• **EXERCISE TASK**
The material below should be written out in full and exactly; pictures stay out of the copy.

• **DATASET EXTRACT**
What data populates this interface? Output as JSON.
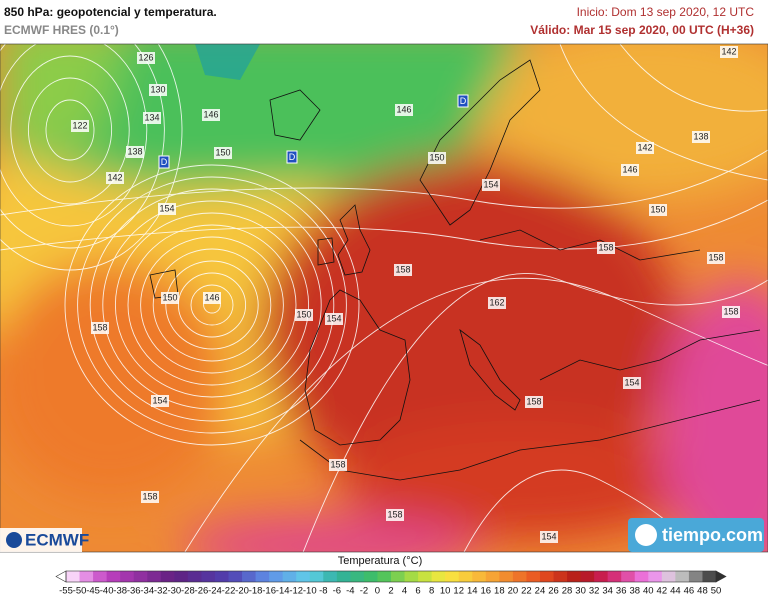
{
  "header": {
    "title": "850 hPa: geopotencial y temperatura.",
    "model": "ECMWF HRES (0.1°)",
    "init": "Inicio: Dom 13 sep 2020, 12 UTC",
    "valid": "Válido: Mar 15 sep 2020, 00 UTC (H+36)"
  },
  "map": {
    "contour_labels": [
      126,
      130,
      134,
      122,
      138,
      142,
      146,
      150,
      154,
      146,
      150,
      154,
      150,
      154,
      158,
      162,
      158,
      158,
      158,
      150,
      146,
      154,
      154,
      158,
      158,
      158,
      158,
      154,
      142,
      138,
      142,
      146,
      150,
      158
    ],
    "low_markers": [
      "D",
      "D",
      "D"
    ]
  },
  "logos": {
    "left": "ECMWF",
    "right": "tiempo.com"
  },
  "colorbar": {
    "label": "Temperatura (°C)",
    "ticks": [
      -55,
      -50,
      -45,
      -40,
      -38,
      -36,
      -34,
      -32,
      -30,
      -28,
      -26,
      -24,
      -22,
      -20,
      -18,
      -16,
      -14,
      -12,
      -10,
      -8,
      -6,
      -4,
      -2,
      0,
      2,
      4,
      6,
      8,
      10,
      12,
      14,
      16,
      18,
      20,
      22,
      24,
      26,
      28,
      30,
      32,
      34,
      36,
      38,
      40,
      42,
      44,
      46,
      48,
      50
    ]
  }
}
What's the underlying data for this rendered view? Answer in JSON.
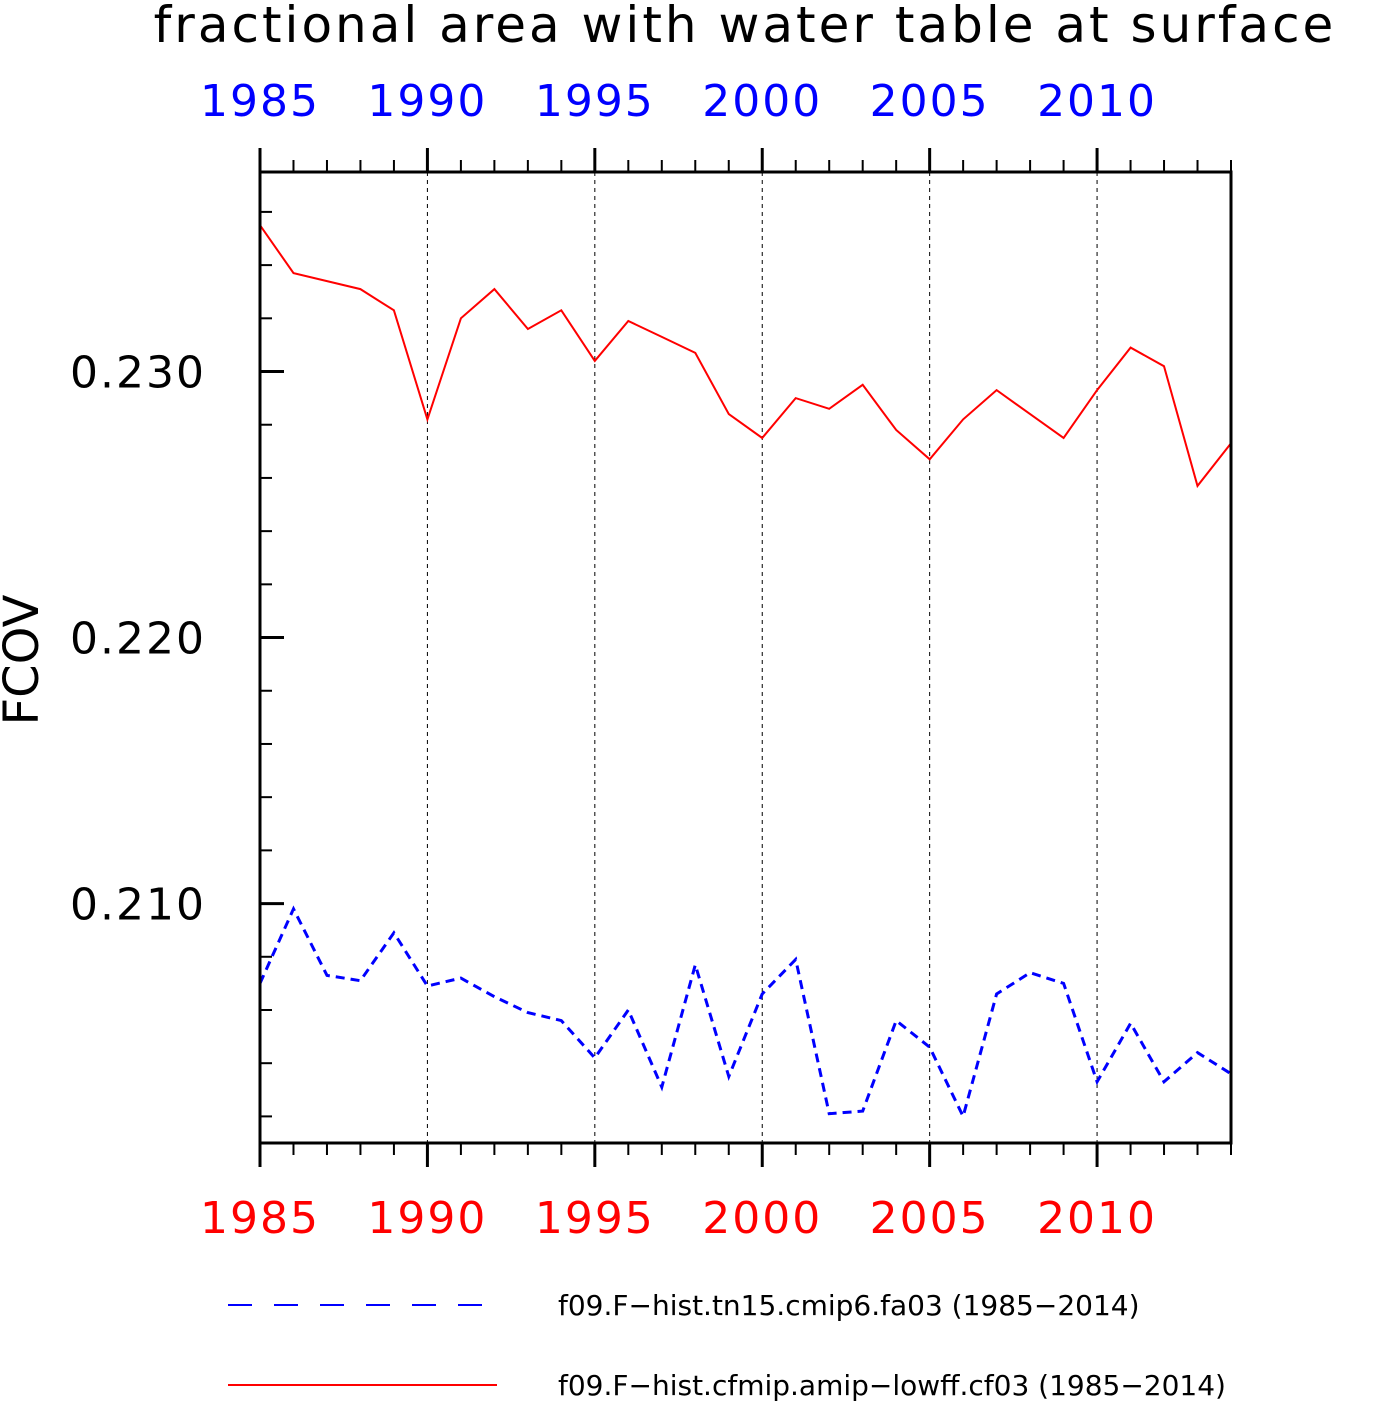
{
  "chart_data": {
    "type": "line",
    "title": "fractional area with water table at surface",
    "ylabel": "FCOV",
    "xlabel": "",
    "xlim": [
      1985,
      2014
    ],
    "ylim": [
      0.201,
      0.2375
    ],
    "x_ticks": [
      1985,
      1990,
      1995,
      2000,
      2005,
      2010
    ],
    "x_tick_labels": [
      "1985",
      "1990",
      "1995",
      "2000",
      "2005",
      "2010"
    ],
    "y_ticks": [
      0.21,
      0.22,
      0.23
    ],
    "y_tick_labels": [
      "0.210",
      "0.220",
      "0.230"
    ],
    "top_axis_color": "#0000ff",
    "bottom_axis_color": "#ff0000",
    "grid": "vertical dashed at major x ticks",
    "legend_position": "bottom",
    "x": [
      1985,
      1986,
      1987,
      1988,
      1989,
      1990,
      1991,
      1992,
      1993,
      1994,
      1995,
      1996,
      1997,
      1998,
      1999,
      2000,
      2001,
      2002,
      2003,
      2004,
      2005,
      2006,
      2007,
      2008,
      2009,
      2010,
      2011,
      2012,
      2013,
      2014
    ],
    "series": [
      {
        "name": "f09.F−hist.tn15.cmip6.fa03 (1985−2014)",
        "color": "#0000ff",
        "style": "dashed",
        "values": [
          0.207,
          0.2098,
          0.2073,
          0.2071,
          0.2089,
          0.2069,
          0.2072,
          0.2065,
          0.2059,
          0.2056,
          0.2042,
          0.206,
          0.2031,
          0.2077,
          0.2035,
          0.2066,
          0.2079,
          0.2021,
          0.2022,
          0.2056,
          0.2046,
          0.202,
          0.2066,
          0.2074,
          0.207,
          0.2033,
          0.2055,
          0.2033,
          0.2044,
          0.2036
        ]
      },
      {
        "name": "f09.F−hist.cfmip.amip−lowff.cf03 (1985−2014)",
        "color": "#ff0000",
        "style": "solid",
        "values": [
          0.2355,
          0.2337,
          0.2334,
          0.2331,
          0.2323,
          0.2282,
          0.232,
          0.2331,
          0.2316,
          0.2323,
          0.2304,
          0.2319,
          0.2313,
          0.2307,
          0.2284,
          0.2275,
          0.229,
          0.2286,
          0.2295,
          0.2278,
          0.2267,
          0.2282,
          0.2293,
          0.2284,
          0.2275,
          0.2293,
          0.2309,
          0.2302,
          0.2257,
          0.2273
        ]
      }
    ]
  }
}
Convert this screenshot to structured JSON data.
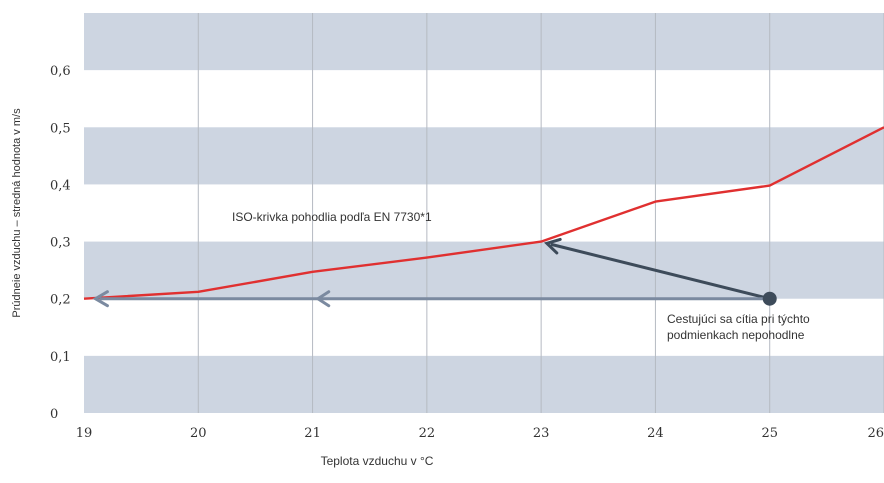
{
  "chart_data": {
    "type": "line",
    "title": "",
    "xlabel": "Teplota vzduchu v °C",
    "ylabel": "Prúdneie vzduchu – stredná hodnota v m/s",
    "xlim": [
      19,
      26
    ],
    "ylim": [
      0,
      0.7
    ],
    "x_ticks": [
      19,
      20,
      21,
      22,
      23,
      24,
      25,
      26
    ],
    "x_tick_labels": [
      "19",
      "20",
      "21",
      "22",
      "23",
      "24",
      "25",
      "26"
    ],
    "y_ticks": [
      0,
      0.1,
      0.2,
      0.3,
      0.4,
      0.5,
      0.6
    ],
    "y_tick_labels": [
      "0",
      "0,1",
      "0,2",
      "0,3",
      "0,4",
      "0,5",
      "0,6"
    ],
    "grid": true,
    "series": [
      {
        "name": "ISO-krivka pohodlia podľa EN 7730*1",
        "color": "#e03030",
        "x": [
          19,
          20,
          21,
          22,
          23,
          24,
          25,
          26
        ],
        "y": [
          0.2,
          0.212,
          0.247,
          0.272,
          0.3,
          0.37,
          0.398,
          0.5
        ]
      }
    ],
    "annotations": [
      {
        "type": "point",
        "x": 25,
        "y": 0.2,
        "color": "#3d4b5a",
        "text": [
          "Cestujúci sa cítia pri týchto",
          "podmienkach nepohodlne"
        ]
      },
      {
        "type": "arrow",
        "from": [
          25,
          0.2
        ],
        "to": [
          23.05,
          0.297
        ],
        "color": "#3d4b5a"
      },
      {
        "type": "arrow",
        "from": [
          25,
          0.2
        ],
        "to": [
          19.1,
          0.2
        ],
        "color": "#7b8aa0"
      }
    ],
    "colors": {
      "band": "#cdd5e1",
      "vgrid": "#b5bac2",
      "line": "#e03030",
      "arrow_dark": "#3d4b5a",
      "arrow_light": "#7b8aa0"
    }
  }
}
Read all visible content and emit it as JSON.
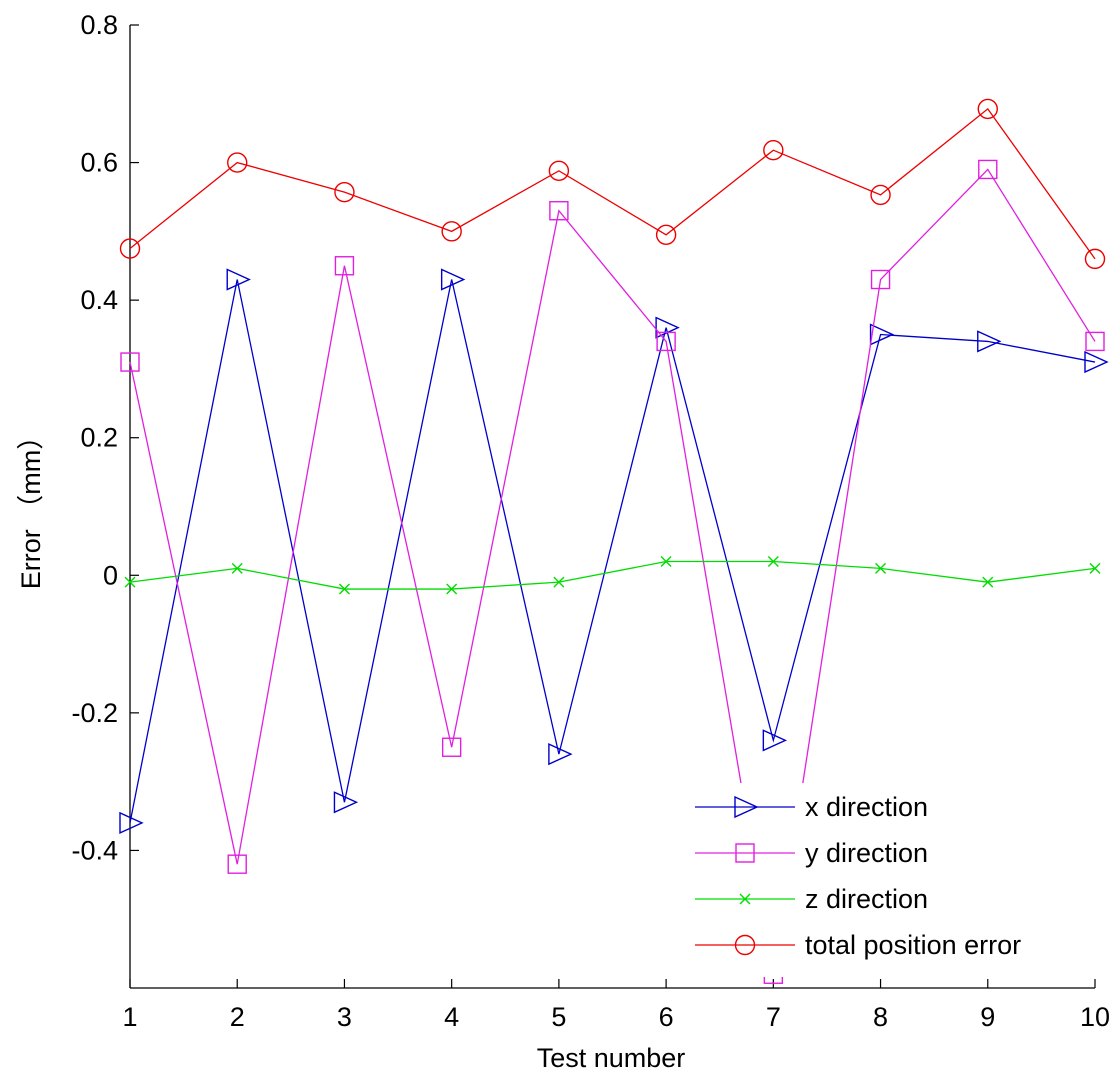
{
  "chart_data": {
    "type": "line",
    "x": [
      1,
      2,
      3,
      4,
      5,
      6,
      7,
      8,
      9,
      10
    ],
    "xlabel": "Test number",
    "ylabel": "Error （mm）",
    "xlim": [
      1,
      10
    ],
    "ylim": [
      -0.6,
      0.8
    ],
    "xticks": [
      "1",
      "2",
      "3",
      "4",
      "5",
      "6",
      "7",
      "8",
      "9",
      "10"
    ],
    "yticks": [
      "0.8",
      "0.6",
      "0.4",
      "0.2",
      "0",
      "-0.2",
      "-0.4"
    ],
    "ytick_values": [
      0.8,
      0.6,
      0.4,
      0.2,
      0,
      -0.2,
      -0.4
    ],
    "grid": false,
    "legend_position": "bottom-right",
    "series": [
      {
        "name": "x direction",
        "color": "#0000cc",
        "marker": "triangle-right",
        "values": [
          -0.36,
          0.43,
          -0.33,
          0.43,
          -0.26,
          0.36,
          -0.24,
          0.35,
          0.34,
          0.31
        ]
      },
      {
        "name": "y direction",
        "color": "#e020e0",
        "marker": "square",
        "values": [
          0.31,
          -0.42,
          0.45,
          -0.25,
          0.53,
          0.34,
          -0.58,
          0.43,
          0.59,
          0.34
        ]
      },
      {
        "name": "z direction",
        "color": "#00dd00",
        "marker": "x",
        "values": [
          -0.01,
          0.01,
          -0.02,
          -0.02,
          -0.01,
          0.02,
          0.02,
          0.01,
          -0.01,
          0.01
        ]
      },
      {
        "name": "total position error",
        "color": "#ee0000",
        "marker": "circle",
        "values": [
          0.475,
          0.6,
          0.557,
          0.5,
          0.588,
          0.495,
          0.618,
          0.553,
          0.678,
          0.46
        ]
      }
    ]
  }
}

• **FINISHED ANSWER**
What data populates this interface? Output as JSON.
{
  "header": {
    "title": "850 hPa: geopotencial y temperatura.",
    "model": "ECMWF HRES (0.1°)",
    "init": "Inicio: Dom 13 sep 2020, 12 UTC",
    "valid": "Válido: Mar 15 sep 2020, 00 UTC (H+36)"
  },
  "map": {
    "contour_labels": [
      126,
      130,
      134,
      122,
      138,
      142,
      146,
      150,
      154,
      146,
      150,
      154,
      150,
      154,
      158,
      162,
      158,
      158,
      158,
      150,
      146,
      154,
      154,
      158,
      158,
      158,
      158,
      154,
      142,
      138,
      142,
      146,
      150,
      158
    ],
    "low_markers": [
      "D",
      "D",
      "D"
    ]
  },
  "logos": {
    "left": "ECMWF",
    "right": "tiempo.com"
  },
  "colorbar": {
    "label": "Temperatura (°C)",
    "ticks": [
      -55,
      -50,
      -45,
      -40,
      -38,
      -36,
      -34,
      -32,
      -30,
      -28,
      -26,
      -24,
      -22,
      -20,
      -18,
      -16,
      -14,
      -12,
      -10,
      -8,
      -6,
      -4,
      -2,
      0,
      2,
      4,
      6,
      8,
      10,
      12,
      14,
      16,
      18,
      20,
      22,
      24,
      26,
      28,
      30,
      32,
      34,
      36,
      38,
      40,
      42,
      44,
      46,
      48,
      50
    ]
  }
}
What's the underlying data for this rendered view? Answer in JSON.
{
  "chart_data": {
    "type": "line",
    "title": "fractional area with water table at surface",
    "ylabel": "FCOV",
    "xlabel": "",
    "xlim": [
      1985,
      2014
    ],
    "ylim": [
      0.201,
      0.2375
    ],
    "x_ticks": [
      1985,
      1990,
      1995,
      2000,
      2005,
      2010
    ],
    "x_tick_labels": [
      "1985",
      "1990",
      "1995",
      "2000",
      "2005",
      "2010"
    ],
    "y_ticks": [
      0.21,
      0.22,
      0.23
    ],
    "y_tick_labels": [
      "0.210",
      "0.220",
      "0.230"
    ],
    "top_axis_color": "#0000ff",
    "bottom_axis_color": "#ff0000",
    "grid": "vertical dashed at major x ticks",
    "legend_position": "bottom",
    "x": [
      1985,
      1986,
      1987,
      1988,
      1989,
      1990,
      1991,
      1992,
      1993,
      1994,
      1995,
      1996,
      1997,
      1998,
      1999,
      2000,
      2001,
      2002,
      2003,
      2004,
      2005,
      2006,
      2007,
      2008,
      2009,
      2010,
      2011,
      2012,
      2013,
      2014
    ],
    "series": [
      {
        "name": "f09.F−hist.tn15.cmip6.fa03 (1985−2014)",
        "color": "#0000ff",
        "style": "dashed",
        "values": [
          0.207,
          0.2098,
          0.2073,
          0.2071,
          0.2089,
          0.2069,
          0.2072,
          0.2065,
          0.2059,
          0.2056,
          0.2042,
          0.206,
          0.2031,
          0.2077,
          0.2035,
          0.2066,
          0.2079,
          0.2021,
          0.2022,
          0.2056,
          0.2046,
          0.202,
          0.2066,
          0.2074,
          0.207,
          0.2033,
          0.2055,
          0.2033,
          0.2044,
          0.2036
        ]
      },
      {
        "name": "f09.F−hist.cfmip.amip−lowff.cf03 (1985−2014)",
        "color": "#ff0000",
        "style": "solid",
        "values": [
          0.2355,
          0.2337,
          0.2334,
          0.2331,
          0.2323,
          0.2282,
          0.232,
          0.2331,
          0.2316,
          0.2323,
          0.2304,
          0.2319,
          0.2313,
          0.2307,
          0.2284,
          0.2275,
          0.229,
          0.2286,
          0.2295,
          0.2278,
          0.2267,
          0.2282,
          0.2293,
          0.2284,
          0.2275,
          0.2293,
          0.2309,
          0.2302,
          0.2257,
          0.2273
        ]
      }
    ]
  }
}
Convert this screenshot to structured JSON data.
{
  "chart_data": {
    "type": "line",
    "title": "",
    "xlabel": "Teplota vzduchu v °C",
    "ylabel": "Prúdneie vzduchu – stredná hodnota v m/s",
    "xlim": [
      19,
      26
    ],
    "ylim": [
      0,
      0.7
    ],
    "x_ticks": [
      19,
      20,
      21,
      22,
      23,
      24,
      25,
      26
    ],
    "x_tick_labels": [
      "19",
      "20",
      "21",
      "22",
      "23",
      "24",
      "25",
      "26"
    ],
    "y_ticks": [
      0,
      0.1,
      0.2,
      0.3,
      0.4,
      0.5,
      0.6
    ],
    "y_tick_labels": [
      "0",
      "0,1",
      "0,2",
      "0,3",
      "0,4",
      "0,5",
      "0,6"
    ],
    "grid": true,
    "series": [
      {
        "name": "ISO-krivka pohodlia podľa EN 7730*1",
        "color": "#e03030",
        "x": [
          19,
          20,
          21,
          22,
          23,
          24,
          25,
          26
        ],
        "y": [
          0.2,
          0.212,
          0.247,
          0.272,
          0.3,
          0.37,
          0.398,
          0.5
        ]
      }
    ],
    "annotations": [
      {
        "type": "point",
        "x": 25,
        "y": 0.2,
        "color": "#3d4b5a",
        "text": [
          "Cestujúci sa cítia pri týchto",
          "podmienkach nepohodlne"
        ]
      },
      {
        "type": "arrow",
        "from": [
          25,
          0.2
        ],
        "to": [
          23.05,
          0.297
        ],
        "color": "#3d4b5a"
      },
      {
        "type": "arrow",
        "from": [
          25,
          0.2
        ],
        "to": [
          19.1,
          0.2
        ],
        "color": "#7b8aa0"
      }
    ],
    "colors": {
      "band": "#cdd5e1",
      "vgrid": "#b5bac2",
      "line": "#e03030",
      "arrow_dark": "#3d4b5a",
      "arrow_light": "#7b8aa0"
    }
  }
}
Read all visible content and emit it as JSON.
{
  "chart_data": {
    "type": "line",
    "x": [
      1,
      2,
      3,
      4,
      5,
      6,
      7,
      8,
      9,
      10
    ],
    "xlabel": "Test number",
    "ylabel": "Error （mm）",
    "xlim": [
      1,
      10
    ],
    "ylim": [
      -0.6,
      0.8
    ],
    "xticks": [
      "1",
      "2",
      "3",
      "4",
      "5",
      "6",
      "7",
      "8",
      "9",
      "10"
    ],
    "yticks": [
      "0.8",
      "0.6",
      "0.4",
      "0.2",
      "0",
      "-0.2",
      "-0.4"
    ],
    "ytick_values": [
      0.8,
      0.6,
      0.4,
      0.2,
      0,
      -0.2,
      -0.4
    ],
    "grid": false,
    "legend_position": "bottom-right",
    "series": [
      {
        "name": "x direction",
        "color": "#0000cc",
        "marker": "triangle-right",
        "values": [
          -0.36,
          0.43,
          -0.33,
          0.43,
          -0.26,
          0.36,
          -0.24,
          0.35,
          0.34,
          0.31
        ]
      },
      {
        "name": "y direction",
        "color": "#e020e0",
        "marker": "square",
        "values": [
          0.31,
          -0.42,
          0.45,
          -0.25,
          0.53,
          0.34,
          -0.58,
          0.43,
          0.59,
          0.34
        ]
      },
      {
        "name": "z direction",
        "color": "#00dd00",
        "marker": "x",
        "values": [
          -0.01,
          0.01,
          -0.02,
          -0.02,
          -0.01,
          0.02,
          0.02,
          0.01,
          -0.01,
          0.01
        ]
      },
      {
        "name": "total position error",
        "color": "#ee0000",
        "marker": "circle",
        "values": [
          0.475,
          0.6,
          0.557,
          0.5,
          0.588,
          0.495,
          0.618,
          0.553,
          0.678,
          0.46
        ]
      }
    ]
  }
}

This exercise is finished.